Problem:
Repeat the entire listing exactly.

Records for this task:
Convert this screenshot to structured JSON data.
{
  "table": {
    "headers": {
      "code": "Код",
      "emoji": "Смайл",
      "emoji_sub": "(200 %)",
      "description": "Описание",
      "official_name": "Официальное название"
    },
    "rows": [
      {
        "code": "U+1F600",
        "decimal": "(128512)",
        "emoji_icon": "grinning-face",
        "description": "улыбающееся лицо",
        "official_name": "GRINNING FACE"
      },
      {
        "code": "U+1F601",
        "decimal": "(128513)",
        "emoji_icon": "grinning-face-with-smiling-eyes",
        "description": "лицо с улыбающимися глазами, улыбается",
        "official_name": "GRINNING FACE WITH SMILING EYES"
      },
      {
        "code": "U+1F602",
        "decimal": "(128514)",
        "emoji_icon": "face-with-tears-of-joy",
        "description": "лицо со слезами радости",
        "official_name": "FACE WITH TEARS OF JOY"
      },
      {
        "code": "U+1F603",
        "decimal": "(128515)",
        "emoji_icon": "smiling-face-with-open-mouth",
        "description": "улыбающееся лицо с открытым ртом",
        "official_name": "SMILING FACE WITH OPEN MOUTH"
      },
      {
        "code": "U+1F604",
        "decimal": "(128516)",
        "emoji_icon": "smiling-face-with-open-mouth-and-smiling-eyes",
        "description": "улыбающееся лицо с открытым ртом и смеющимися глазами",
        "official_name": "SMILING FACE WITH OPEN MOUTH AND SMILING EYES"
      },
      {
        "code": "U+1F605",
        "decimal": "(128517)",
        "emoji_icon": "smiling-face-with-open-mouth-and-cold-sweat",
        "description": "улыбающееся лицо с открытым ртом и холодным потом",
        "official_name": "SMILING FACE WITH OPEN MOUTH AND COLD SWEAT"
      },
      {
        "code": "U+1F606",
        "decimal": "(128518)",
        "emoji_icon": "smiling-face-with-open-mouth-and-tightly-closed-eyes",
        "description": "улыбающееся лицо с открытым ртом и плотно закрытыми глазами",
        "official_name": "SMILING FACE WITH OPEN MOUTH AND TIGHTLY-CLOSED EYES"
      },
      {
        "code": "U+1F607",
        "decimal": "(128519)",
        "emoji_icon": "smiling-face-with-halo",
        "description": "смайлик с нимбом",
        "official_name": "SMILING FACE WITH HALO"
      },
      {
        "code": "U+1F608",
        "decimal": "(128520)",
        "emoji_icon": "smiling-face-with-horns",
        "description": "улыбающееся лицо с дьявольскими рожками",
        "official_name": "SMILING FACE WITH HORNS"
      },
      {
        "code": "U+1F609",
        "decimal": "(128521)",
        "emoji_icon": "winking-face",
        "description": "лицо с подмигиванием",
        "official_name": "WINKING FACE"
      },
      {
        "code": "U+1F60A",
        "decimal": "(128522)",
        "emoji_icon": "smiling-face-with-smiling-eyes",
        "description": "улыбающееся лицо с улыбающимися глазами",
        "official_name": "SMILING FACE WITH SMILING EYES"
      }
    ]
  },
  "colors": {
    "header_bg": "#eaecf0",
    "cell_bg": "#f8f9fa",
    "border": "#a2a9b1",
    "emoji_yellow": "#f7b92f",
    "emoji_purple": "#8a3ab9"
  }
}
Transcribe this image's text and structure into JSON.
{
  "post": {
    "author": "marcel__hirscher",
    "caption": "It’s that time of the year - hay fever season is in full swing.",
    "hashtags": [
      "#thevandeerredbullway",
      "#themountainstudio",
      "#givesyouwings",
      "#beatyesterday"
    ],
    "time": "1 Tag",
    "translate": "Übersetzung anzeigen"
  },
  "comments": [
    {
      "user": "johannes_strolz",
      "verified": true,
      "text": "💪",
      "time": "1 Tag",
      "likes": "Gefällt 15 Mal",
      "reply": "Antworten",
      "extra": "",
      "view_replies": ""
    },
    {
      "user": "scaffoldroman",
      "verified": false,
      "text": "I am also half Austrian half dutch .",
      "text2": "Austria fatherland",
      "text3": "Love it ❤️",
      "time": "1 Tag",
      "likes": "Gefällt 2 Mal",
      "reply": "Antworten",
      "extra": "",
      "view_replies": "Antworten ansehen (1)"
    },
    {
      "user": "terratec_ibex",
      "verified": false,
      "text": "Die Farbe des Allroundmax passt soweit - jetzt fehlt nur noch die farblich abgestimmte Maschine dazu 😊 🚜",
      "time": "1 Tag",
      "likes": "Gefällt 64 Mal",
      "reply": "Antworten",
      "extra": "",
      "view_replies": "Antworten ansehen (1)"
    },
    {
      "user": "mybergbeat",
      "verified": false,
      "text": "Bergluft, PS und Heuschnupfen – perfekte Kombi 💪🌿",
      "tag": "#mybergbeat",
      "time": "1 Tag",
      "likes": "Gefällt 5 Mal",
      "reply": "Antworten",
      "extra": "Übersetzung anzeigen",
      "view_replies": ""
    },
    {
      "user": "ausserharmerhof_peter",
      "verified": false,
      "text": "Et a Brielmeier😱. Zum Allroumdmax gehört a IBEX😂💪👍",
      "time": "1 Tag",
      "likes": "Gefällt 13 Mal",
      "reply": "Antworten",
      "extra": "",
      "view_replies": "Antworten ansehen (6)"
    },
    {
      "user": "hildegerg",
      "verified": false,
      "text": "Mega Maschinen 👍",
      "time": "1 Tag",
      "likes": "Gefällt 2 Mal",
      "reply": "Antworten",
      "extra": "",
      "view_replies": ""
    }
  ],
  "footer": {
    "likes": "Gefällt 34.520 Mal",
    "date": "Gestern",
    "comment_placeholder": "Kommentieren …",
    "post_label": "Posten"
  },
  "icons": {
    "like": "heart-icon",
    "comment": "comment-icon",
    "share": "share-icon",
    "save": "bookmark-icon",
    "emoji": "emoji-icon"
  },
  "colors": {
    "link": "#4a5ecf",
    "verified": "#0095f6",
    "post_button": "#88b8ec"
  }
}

Full output:
Convert this screenshot to structured JSON data.
{
  "table": {
    "headers": {
      "code": "Код",
      "emoji": "Смайл",
      "emoji_sub": "(200 %)",
      "description": "Описание",
      "official_name": "Официальное название"
    },
    "rows": [
      {
        "code": "U+1F600",
        "decimal": "(128512)",
        "emoji_icon": "grinning-face",
        "description": "улыбающееся лицо",
        "official_name": "GRINNING FACE"
      },
      {
        "code": "U+1F601",
        "decimal": "(128513)",
        "emoji_icon": "grinning-face-with-smiling-eyes",
        "description": "лицо с улыбающимися глазами, улыбается",
        "official_name": "GRINNING FACE WITH SMILING EYES"
      },
      {
        "code": "U+1F602",
        "decimal": "(128514)",
        "emoji_icon": "face-with-tears-of-joy",
        "description": "лицо со слезами радости",
        "official_name": "FACE WITH TEARS OF JOY"
      },
      {
        "code": "U+1F603",
        "decimal": "(128515)",
        "emoji_icon": "smiling-face-with-open-mouth",
        "description": "улыбающееся лицо с открытым ртом",
        "official_name": "SMILING FACE WITH OPEN MOUTH"
      },
      {
        "code": "U+1F604",
        "decimal": "(128516)",
        "emoji_icon": "smiling-face-with-open-mouth-and-smiling-eyes",
        "description": "улыбающееся лицо с открытым ртом и смеющимися глазами",
        "official_name": "SMILING FACE WITH OPEN MOUTH AND SMILING EYES"
      },
      {
        "code": "U+1F605",
        "decimal": "(128517)",
        "emoji_icon": "smiling-face-with-open-mouth-and-cold-sweat",
        "description": "улыбающееся лицо с открытым ртом и холодным потом",
        "official_name": "SMILING FACE WITH OPEN MOUTH AND COLD SWEAT"
      },
      {
        "code": "U+1F606",
        "decimal": "(128518)",
        "emoji_icon": "smiling-face-with-open-mouth-and-tightly-closed-eyes",
        "description": "улыбающееся лицо с открытым ртом и плотно закрытыми глазами",
        "official_name": "SMILING FACE WITH OPEN MOUTH AND TIGHTLY-CLOSED EYES"
      },
      {
        "code": "U+1F607",
        "decimal": "(128519)",
        "emoji_icon": "smiling-face-with-halo",
        "description": "смайлик с нимбом",
        "official_name": "SMILING FACE WITH HALO"
      },
      {
        "code": "U+1F608",
        "decimal": "(128520)",
        "emoji_icon": "smiling-face-with-horns",
        "description": "улыбающееся лицо с дьявольскими рожками",
        "official_name": "SMILING FACE WITH HORNS"
      },
      {
        "code": "U+1F609",
        "decimal": "(128521)",
        "emoji_icon": "winking-face",
        "description": "лицо с подмигиванием",
        "official_name": "WINKING FACE"
      },
      {
        "code": "U+1F60A",
        "decimal": "(128522)",
        "emoji_icon": "smiling-face-with-smiling-eyes",
        "description": "улыбающееся лицо с улыбающимися глазами",
        "official_name": "SMILING FACE WITH SMILING EYES"
      }
    ]
  },
  "colors": {
    "header_bg": "#eaecf0",
    "cell_bg": "#f8f9fa",
    "border": "#a2a9b1",
    "emoji_yellow": "#f7b92f",
    "emoji_purple": "#8a3ab9"
  }
}
Transcribe this image's text and structure into JSON.
{
  "post": {
    "author": "marcel__hirscher",
    "caption": "It’s that time of the year - hay fever season is in full swing.",
    "hashtags": [
      "#thevandeerredbullway",
      "#themountainstudio",
      "#givesyouwings",
      "#beatyesterday"
    ],
    "time": "1 Tag",
    "translate": "Übersetzung anzeigen"
  },
  "comments": [
    {
      "user": "johannes_strolz",
      "verified": true,
      "text": "💪",
      "time": "1 Tag",
      "likes": "Gefällt 15 Mal",
      "reply": "Antworten",
      "extra": "",
      "view_replies": ""
    },
    {
      "user": "scaffoldroman",
      "verified": false,
      "text": "I am also half Austrian half dutch .",
      "text2": "Austria fatherland",
      "text3": "Love it ❤️",
      "time": "1 Tag",
      "likes": "Gefällt 2 Mal",
      "reply": "Antworten",
      "extra": "",
      "view_replies": "Antworten ansehen (1)"
    },
    {
      "user": "terratec_ibex",
      "verified": false,
      "text": "Die Farbe des Allroundmax passt soweit - jetzt fehlt nur noch die farblich abgestimmte Maschine dazu 😊 🚜",
      "time": "1 Tag",
      "likes": "Gefällt 64 Mal",
      "reply": "Antworten",
      "extra": "",
      "view_replies": "Antworten ansehen (1)"
    },
    {
      "user": "mybergbeat",
      "verified": false,
      "text": "Bergluft, PS und Heuschnupfen – perfekte Kombi 💪🌿",
      "tag": "#mybergbeat",
      "time": "1 Tag",
      "likes": "Gefällt 5 Mal",
      "reply": "Antworten",
      "extra": "Übersetzung anzeigen",
      "view_replies": ""
    },
    {
      "user": "ausserharmerhof_peter",
      "verified": false,
      "text": "Et a Brielmeier😱. Zum Allroumdmax gehört a IBEX😂💪👍",
      "time": "1 Tag",
      "likes": "Gefällt 13 Mal",
      "reply": "Antworten",
      "extra": "",
      "view_replies": "Antworten ansehen (6)"
    },
    {
      "user": "hildegerg",
      "verified": false,
      "text": "Mega Maschinen 👍",
      "time": "1 Tag",
      "likes": "Gefällt 2 Mal",
      "reply": "Antworten",
      "extra": "",
      "view_replies": ""
    }
  ],
  "footer": {
    "likes": "Gefällt 34.520 Mal",
    "date": "Gestern",
    "comment_placeholder": "Kommentieren …",
    "post_label": "Posten"
  },
  "icons": {
    "like": "heart-icon",
    "comment": "comment-icon",
    "share": "share-icon",
    "save": "bookmark-icon",
    "emoji": "emoji-icon"
  },
  "colors": {
    "link": "#4a5ecf",
    "verified": "#0095f6",
    "post_button": "#88b8ec"
  }
}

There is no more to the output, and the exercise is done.